▶ **ITEMS**:
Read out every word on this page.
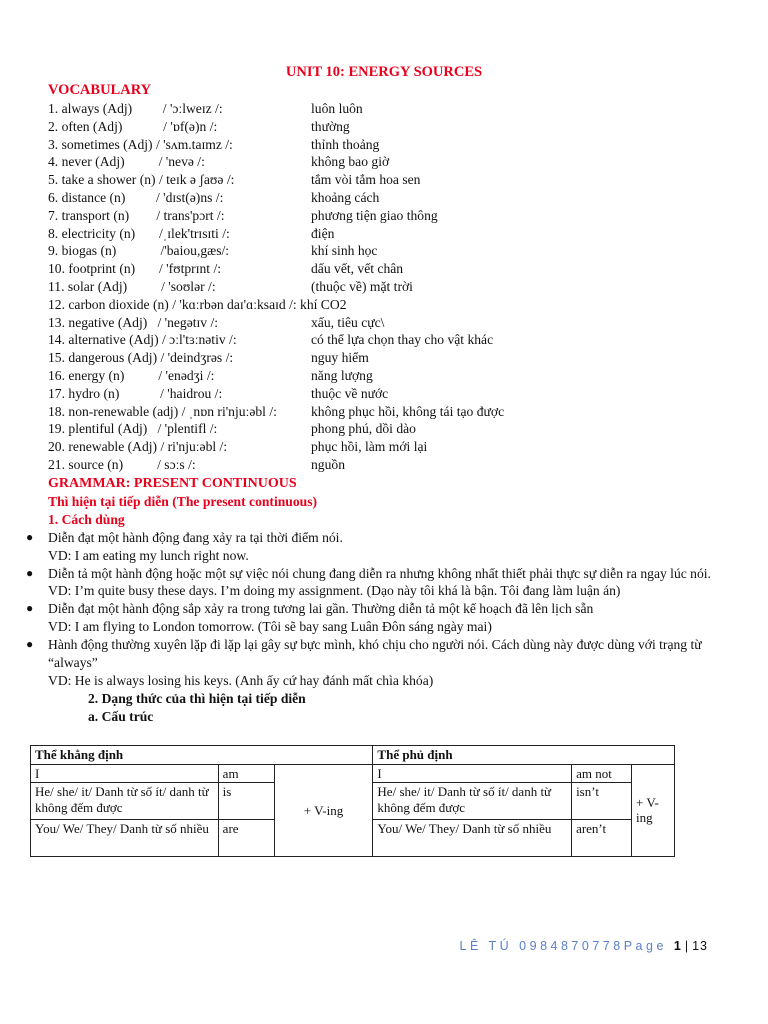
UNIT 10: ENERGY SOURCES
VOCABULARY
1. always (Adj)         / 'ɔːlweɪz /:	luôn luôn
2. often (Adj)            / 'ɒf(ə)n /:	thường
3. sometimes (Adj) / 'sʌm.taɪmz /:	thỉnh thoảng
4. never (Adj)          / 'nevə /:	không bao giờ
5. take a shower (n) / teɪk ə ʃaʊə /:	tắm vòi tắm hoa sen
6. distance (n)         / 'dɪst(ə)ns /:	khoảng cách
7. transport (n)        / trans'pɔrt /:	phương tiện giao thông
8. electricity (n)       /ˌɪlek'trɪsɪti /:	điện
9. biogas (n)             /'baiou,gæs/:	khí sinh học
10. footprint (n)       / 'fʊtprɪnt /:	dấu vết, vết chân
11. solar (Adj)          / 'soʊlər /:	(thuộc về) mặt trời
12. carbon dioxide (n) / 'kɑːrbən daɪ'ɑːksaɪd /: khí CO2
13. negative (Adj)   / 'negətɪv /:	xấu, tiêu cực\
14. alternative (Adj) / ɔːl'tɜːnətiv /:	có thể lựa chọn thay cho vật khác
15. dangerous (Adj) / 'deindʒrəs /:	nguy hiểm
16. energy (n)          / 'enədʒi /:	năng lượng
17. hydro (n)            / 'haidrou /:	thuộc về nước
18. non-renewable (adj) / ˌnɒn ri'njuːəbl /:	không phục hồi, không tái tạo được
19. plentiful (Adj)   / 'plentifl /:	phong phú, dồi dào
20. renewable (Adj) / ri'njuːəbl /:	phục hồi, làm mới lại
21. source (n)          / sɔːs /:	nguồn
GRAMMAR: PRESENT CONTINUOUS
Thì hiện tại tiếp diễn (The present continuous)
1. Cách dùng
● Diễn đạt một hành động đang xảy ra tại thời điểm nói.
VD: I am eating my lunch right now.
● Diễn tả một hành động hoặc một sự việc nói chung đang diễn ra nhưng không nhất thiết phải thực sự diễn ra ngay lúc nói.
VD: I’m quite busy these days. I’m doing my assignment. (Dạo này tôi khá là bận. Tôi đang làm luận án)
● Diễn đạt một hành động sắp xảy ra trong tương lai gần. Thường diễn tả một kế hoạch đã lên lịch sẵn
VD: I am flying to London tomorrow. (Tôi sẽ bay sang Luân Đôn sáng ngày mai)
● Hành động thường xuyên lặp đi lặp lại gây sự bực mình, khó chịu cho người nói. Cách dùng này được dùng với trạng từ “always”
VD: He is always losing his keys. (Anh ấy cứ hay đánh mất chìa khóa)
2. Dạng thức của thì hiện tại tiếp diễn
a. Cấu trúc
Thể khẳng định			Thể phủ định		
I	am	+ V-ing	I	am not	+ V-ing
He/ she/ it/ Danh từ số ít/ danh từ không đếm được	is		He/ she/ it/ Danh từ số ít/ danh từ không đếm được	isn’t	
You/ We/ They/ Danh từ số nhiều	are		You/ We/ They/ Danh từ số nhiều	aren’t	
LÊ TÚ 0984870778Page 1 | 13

==

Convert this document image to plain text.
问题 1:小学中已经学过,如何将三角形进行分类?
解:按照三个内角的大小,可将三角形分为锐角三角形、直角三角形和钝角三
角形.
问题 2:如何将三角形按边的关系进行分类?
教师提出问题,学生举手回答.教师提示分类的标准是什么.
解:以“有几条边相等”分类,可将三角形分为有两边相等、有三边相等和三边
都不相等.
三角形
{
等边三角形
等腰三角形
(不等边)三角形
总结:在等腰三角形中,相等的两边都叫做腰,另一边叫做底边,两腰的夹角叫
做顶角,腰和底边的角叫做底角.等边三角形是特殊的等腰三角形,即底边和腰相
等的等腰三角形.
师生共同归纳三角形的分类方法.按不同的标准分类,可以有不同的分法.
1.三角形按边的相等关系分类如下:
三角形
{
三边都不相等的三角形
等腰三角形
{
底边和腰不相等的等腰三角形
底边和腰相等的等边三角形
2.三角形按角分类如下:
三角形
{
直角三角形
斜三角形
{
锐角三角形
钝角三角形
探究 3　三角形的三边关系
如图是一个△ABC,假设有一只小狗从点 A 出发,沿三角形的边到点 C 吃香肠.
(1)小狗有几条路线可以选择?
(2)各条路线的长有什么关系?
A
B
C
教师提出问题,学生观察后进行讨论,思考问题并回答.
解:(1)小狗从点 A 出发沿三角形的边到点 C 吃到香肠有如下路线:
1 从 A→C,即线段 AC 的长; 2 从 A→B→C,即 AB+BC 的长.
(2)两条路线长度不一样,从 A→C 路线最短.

▶ **SET TASK**:
Copy each line of the records containing the string "njuːəbl".

▶ **RESPONSE**:
18. non-renewable (adj) / ˌnɒn ri'njuːəbl /:	không phục hồi, không tái tạo được
20. renewable (Adj) / ri'njuːəbl /:	phục hồi, làm mới lại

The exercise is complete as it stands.